WHAT NEEDS TO BE DONE: Every entry below should be transcribed exactly; pictures stay out of the copy.

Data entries
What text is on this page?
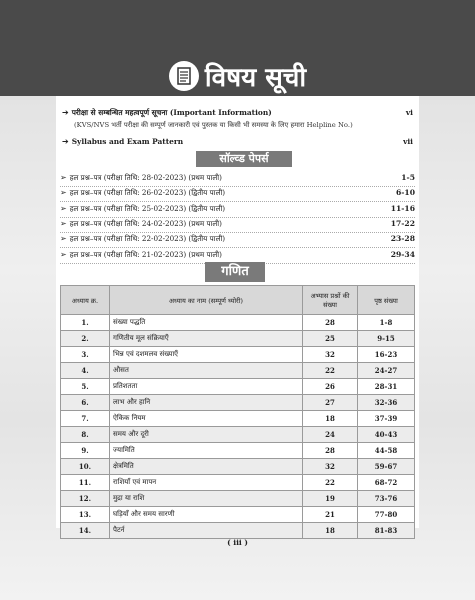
विषय सूची
➔ परीक्षा से सम्बन्धित महत्वपूर्ण सूचना (Important Information)	vi
(KVS/NVS भर्ती परीक्षा की सम्पूर्ण जानकारी एवं पुस्तक या किसी भी समस्या के लिए हमारा Helpline No.)
➔ Syllabus and Exam Pattern	vii
सॉल्व्ड पेपर्स
➢ हल प्रश्न–पत्र (परीक्षा तिथि: 28-02-2023) (प्रथम पाली)	1-5
➢ हल प्रश्न–पत्र (परीक्षा तिथि: 26-02-2023) (द्वितीय पाली)	6-10
➢ हल प्रश्न–पत्र (परीक्षा तिथि: 25-02-2023) (द्वितीय पाली)	11-16
➢ हल प्रश्न–पत्र (परीक्षा तिथि: 24-02-2023) (प्रथम पाली)	17-22
➢ हल प्रश्न–पत्र (परीक्षा तिथि: 22-02-2023) (द्वितीय पाली)	23-28
➢ हल प्रश्न–पत्र (परीक्षा तिथि: 21-02-2023) (प्रथम पाली)	29-34
गणित
अध्याय क्र.	अध्याय का नाम (सम्पूर्ण थ्योरी)	अभ्यास प्रश्नों की संख्या	पृष्ठ संख्या
1.	संख्या पद्धति	28	1-8
2.	गणितीय मूल संक्रियाएँ	25	9-15
3.	भिन्न एवं दशमलव संख्याएँ	32	16-23
4.	औसत	22	24-27
5.	प्रतिशतता	26	28-31
6.	लाभ और हानि	27	32-36
7.	ऐकिक नियम	18	37-39
8.	समय और दूरी	24	40-43
9.	ज्यामिति	28	44-58
10.	क्षेत्रमिति	32	59-67
11.	राशियाँ एवं मापन	22	68-72
12.	मुद्रा या राशि	19	73-76
13.	घड़ियाँ और समय सारणी	21	77-80
14.	पैटर्न	18	81-83
( iii )
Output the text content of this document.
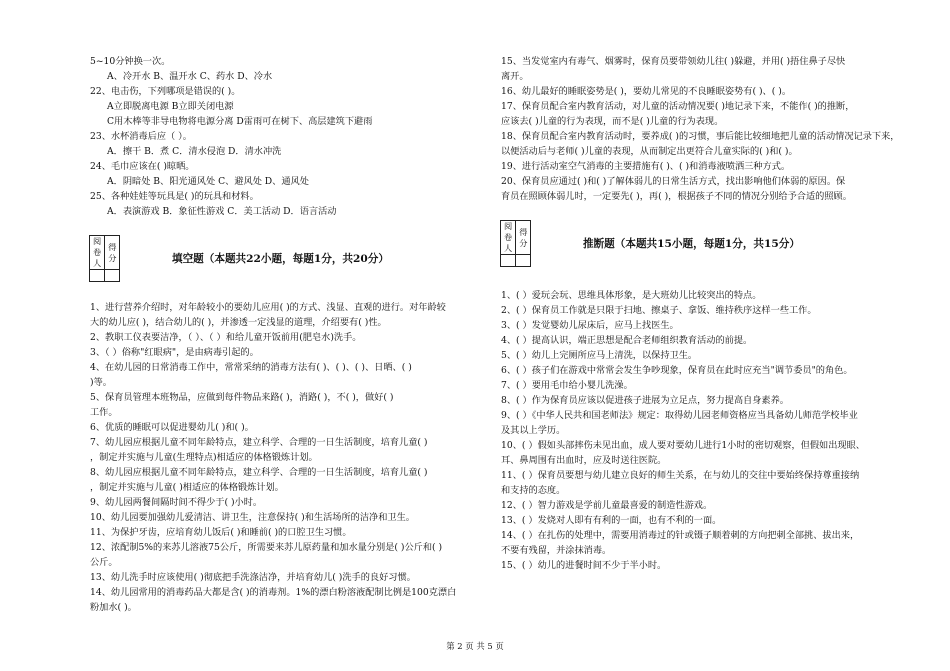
5~10分钟换一次。
A、冷开水 B、温开水 C、药水 D、冷水
22、电击伤，下列哪项是错误的( )。
A立即脱离电源 B立即关闭电源
C用木棒等非导电物将电源分离 D雷雨可在树下、高层建筑下避雨
23、水杯消毒后应（ ）。
A．擦干 B．煮 C．清水侵泡 D．清水冲洗
24、毛巾应该在( )晾晒。
A．阴暗处 B、阳光通风处 C、避风处 D、通风处
25、各种娃娃等玩具是( )的玩具和材料。
A．表演游戏 B．象征性游戏 C．美工活动 D．语言活动
阅卷人	得分
		填空题（本题共22小题，每题1分，共20分）
1、进行营养介绍时，对年龄较小的要幼儿应用( )的方式、浅显、直观的进行。对年龄较
大的幼儿应( )，结合幼儿的( )，并渗透一定浅显的道理，介绍要有( )性。
2、教职工仪表要洁净，（ ）、（ ）和给儿童开饭前用(肥皂水)洗手。
3、（ ）俗称"红眼病"，是由病毒引起的。
4、在幼儿园的日常消毒工作中，常常采纳的消毒方法有( )、( )、( )、日晒、( )
)等。
5、保育员管理本班物品，应做到每件物品来路( )，消路( )，不( )，做好( )
工作。
6、优质的睡眠可以促进婴幼儿( )和( )。
7、幼儿园应根据儿童不同年龄特点，建立科学、合理的一日生活制度，培育儿童( )
，制定并实施与儿童(生理特点)相适应的体格锻炼计划。
8、幼儿园应根据儿童不同年龄特点，建立科学、合理的一日生活制度，培育儿童( )
，制定并实施与儿童( )相适应的体格锻炼计划。
9、幼儿园两餐间隔时间不得少于( )小时。
10、幼儿园要加强幼儿爱清洁、讲卫生，注意保持( )和生活场所的洁净和卫生。
11、为保护牙齿，应培育幼儿饭后( )和睡前( )的口腔卫生习惯。
12、浓配制5%的来苏儿溶液75公斤，所需要来苏儿原药量和加水量分别是( )公斤和( )
公斤。
13、幼儿洗手时应该使用( )彻底把手洗涤洁净，并培育幼儿( )洗手的良好习惯。
14、幼儿园常用的消毒药品大都是含( )的消毒剂。1%的漂白粉溶液配制比例是100克漂白
粉加水( )。
15、当发觉室内有毒气、烟雾时，保育员要带领幼儿往( )躲避，并用( )捂住鼻子尽快
离开。
16、幼儿最好的睡眠姿势是( )，要幼儿常见的不良睡眠姿势有( )、( )。
17、保育员配合室内教育活动，对儿童的活动情况要( )地记录下来，不能作( )的推断，
应该去( )儿童的行为表现，而不是( )儿童的行为表现。
18、保育员配合室内教育活动时，要养成( )的习惯，事后能比较细地把儿童的活动情况记录下来，
以便活动后与老师( )儿童的表现，从而制定出更符合儿童实际的( )和( )。
19、进行活动室空气消毒的主要措施有( )、( )和消毒液喷洒三种方式。
20、保育员应通过( )和( )了解体弱儿的日常生活方式，找出影响他们体弱的原因。保
育员在照顾体弱儿时，一定要先( )，再( )，根据孩子不同的情况分别给予合适的照顾。
阅卷人	得分
		推断题（本题共15小题，每题1分，共15分）
1、( ）爱玩会玩、思维具体形象，是大班幼儿比较突出的特点。
2、( ）保育员工作就是只限于扫地、擦桌子、拿饭、维持秩序这样一些工作。
3、( ）发觉婴幼儿尿床后，应马上找医生。
4、( ）提高认识，端正思想是配合老师组织教育活动的前提。
5、( ）幼儿上完厕所应马上清洗，以保持卫生。
6、( ）孩子们在游戏中常常会发生争吵现象，保育员在此时应充当"调节委员"的角色。
7、( ）要用毛巾给小婴儿洗澡。
8、( ）作为保育员应该以促进孩子进展为立足点，努力提高自身素养。
9、( ）《中华人民共和国老师法》规定：取得幼儿园老师资格应当具备幼儿师范学校毕业
及其以上学历。
10、( ）假如头部摔伤未见出血，成人要对要幼儿进行1小时的密切观察，但假如出现眼、
耳、鼻周围有出血时，应及时送往医院。
11、( ）保育员要想与幼儿建立良好的师生关系，在与幼儿的交往中要始终保持尊重接纳
和支持的态度。
12、( ）智力游戏是学前儿童最喜爱的制造性游戏。
13、( ）发烧对人即有有利的一面，也有不利的一面。
14、( ）在扎伤的处理中，需要用消毒过的针或镊子顺着刺的方向把刺全部挑、拔出来，
不要有残留，并涂抹消毒。
15、( ）幼儿的进餐时间不少于半小时。
第 2 页 共 5 页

RESPONSE TO THE TASK:
What text is on this page?
विषय सूची
➔ परीक्षा से सम्बन्धित महत्वपूर्ण सूचना (Important Information)	vi
(KVS/NVS भर्ती परीक्षा की सम्पूर्ण जानकारी एवं पुस्तक या किसी भी समस्या के लिए हमारा Helpline No.)
➔ Syllabus and Exam Pattern	vii
सॉल्व्ड पेपर्स
➢ हल प्रश्न–पत्र (परीक्षा तिथि: 28-02-2023) (प्रथम पाली)	1-5
➢ हल प्रश्न–पत्र (परीक्षा तिथि: 26-02-2023) (द्वितीय पाली)	6-10
➢ हल प्रश्न–पत्र (परीक्षा तिथि: 25-02-2023) (द्वितीय पाली)	11-16
➢ हल प्रश्न–पत्र (परीक्षा तिथि: 24-02-2023) (प्रथम पाली)	17-22
➢ हल प्रश्न–पत्र (परीक्षा तिथि: 22-02-2023) (द्वितीय पाली)	23-28
➢ हल प्रश्न–पत्र (परीक्षा तिथि: 21-02-2023) (प्रथम पाली)	29-34
गणित
अध्याय क्र.	अध्याय का नाम (सम्पूर्ण थ्योरी)	अभ्यास प्रश्नों की संख्या	पृष्ठ संख्या
1.	संख्या पद्धति	28	1-8
2.	गणितीय मूल संक्रियाएँ	25	9-15
3.	भिन्न एवं दशमलव संख्याएँ	32	16-23
4.	औसत	22	24-27
5.	प्रतिशतता	26	28-31
6.	लाभ और हानि	27	32-36
7.	ऐकिक नियम	18	37-39
8.	समय और दूरी	24	40-43
9.	ज्यामिति	28	44-58
10.	क्षेत्रमिति	32	59-67
11.	राशियाँ एवं मापन	22	68-72
12.	मुद्रा या राशि	19	73-76
13.	घड़ियाँ और समय सारणी	21	77-80
14.	पैटर्न	18	81-83
( iii )
Output the text content of this document.
5~10分钟换一次。
A、冷开水 B、温开水 C、药水 D、冷水
22、电击伤，下列哪项是错误的( )。
A立即脱离电源 B立即关闭电源
C用木棒等非导电物将电源分离 D雷雨可在树下、高层建筑下避雨
23、水杯消毒后应（ ）。
A．擦干 B．煮 C．清水侵泡 D．清水冲洗
24、毛巾应该在( )晾晒。
A．阴暗处 B、阳光通风处 C、避风处 D、通风处
25、各种娃娃等玩具是( )的玩具和材料。
A．表演游戏 B．象征性游戏 C．美工活动 D．语言活动
阅卷人	得分
		填空题（本题共22小题，每题1分，共20分）
1、进行营养介绍时，对年龄较小的要幼儿应用( )的方式、浅显、直观的进行。对年龄较
大的幼儿应( )，结合幼儿的( )，并渗透一定浅显的道理，介绍要有( )性。
2、教职工仪表要洁净，（ ）、（ ）和给儿童开饭前用(肥皂水)洗手。
3、（ ）俗称"红眼病"，是由病毒引起的。
4、在幼儿园的日常消毒工作中，常常采纳的消毒方法有( )、( )、( )、日晒、( )
)等。
5、保育员管理本班物品，应做到每件物品来路( )，消路( )，不( )，做好( )
工作。
6、优质的睡眠可以促进婴幼儿( )和( )。
7、幼儿园应根据儿童不同年龄特点，建立科学、合理的一日生活制度，培育儿童( )
，制定并实施与儿童(生理特点)相适应的体格锻炼计划。
8、幼儿园应根据儿童不同年龄特点，建立科学、合理的一日生活制度，培育儿童( )
，制定并实施与儿童( )相适应的体格锻炼计划。
9、幼儿园两餐间隔时间不得少于( )小时。
10、幼儿园要加强幼儿爱清洁、讲卫生，注意保持( )和生活场所的洁净和卫生。
11、为保护牙齿，应培育幼儿饭后( )和睡前( )的口腔卫生习惯。
12、浓配制5%的来苏儿溶液75公斤，所需要来苏儿原药量和加水量分别是( )公斤和( )
公斤。
13、幼儿洗手时应该使用( )彻底把手洗涤洁净，并培育幼儿( )洗手的良好习惯。
14、幼儿园常用的消毒药品大都是含( )的消毒剂。1%的漂白粉溶液配制比例是100克漂白
粉加水( )。
15、当发觉室内有毒气、烟雾时，保育员要带领幼儿往( )躲避，并用( )捂住鼻子尽快
离开。
16、幼儿最好的睡眠姿势是( )，要幼儿常见的不良睡眠姿势有( )、( )。
17、保育员配合室内教育活动，对儿童的活动情况要( )地记录下来，不能作( )的推断，
应该去( )儿童的行为表现，而不是( )儿童的行为表现。
18、保育员配合室内教育活动时，要养成( )的习惯，事后能比较细地把儿童的活动情况记录下来，
以便活动后与老师( )儿童的表现，从而制定出更符合儿童实际的( )和( )。
19、进行活动室空气消毒的主要措施有( )、( )和消毒液喷洒三种方式。
20、保育员应通过( )和( )了解体弱儿的日常生活方式，找出影响他们体弱的原因。保
育员在照顾体弱儿时，一定要先( )，再( )，根据孩子不同的情况分别给予合适的照顾。
阅卷人	得分
		推断题（本题共15小题，每题1分，共15分）
1、( ）爱玩会玩、思维具体形象，是大班幼儿比较突出的特点。
2、( ）保育员工作就是只限于扫地、擦桌子、拿饭、维持秩序这样一些工作。
3、( ）发觉婴幼儿尿床后，应马上找医生。
4、( ）提高认识，端正思想是配合老师组织教育活动的前提。
5、( ）幼儿上完厕所应马上清洗，以保持卫生。
6、( ）孩子们在游戏中常常会发生争吵现象，保育员在此时应充当"调节委员"的角色。
7、( ）要用毛巾给小婴儿洗澡。
8、( ）作为保育员应该以促进孩子进展为立足点，努力提高自身素养。
9、( ）《中华人民共和国老师法》规定：取得幼儿园老师资格应当具备幼儿师范学校毕业
及其以上学历。
10、( ）假如头部摔伤未见出血，成人要对要幼儿进行1小时的密切观察，但假如出现眼、
耳、鼻周围有出血时，应及时送往医院。
11、( ）保育员要想与幼儿建立良好的师生关系，在与幼儿的交往中要始终保持尊重接纳
和支持的态度。
12、( ）智力游戏是学前儿童最喜爱的制造性游戏。
13、( ）发烧对人即有有利的一面，也有不利的一面。
14、( ）在扎伤的处理中，需要用消毒过的针或镊子顺着刺的方向把刺全部挑、拔出来，
不要有残留，并涂抹消毒。
15、( ）幼儿的进餐时间不少于半小时。
第 2 页 共 5 页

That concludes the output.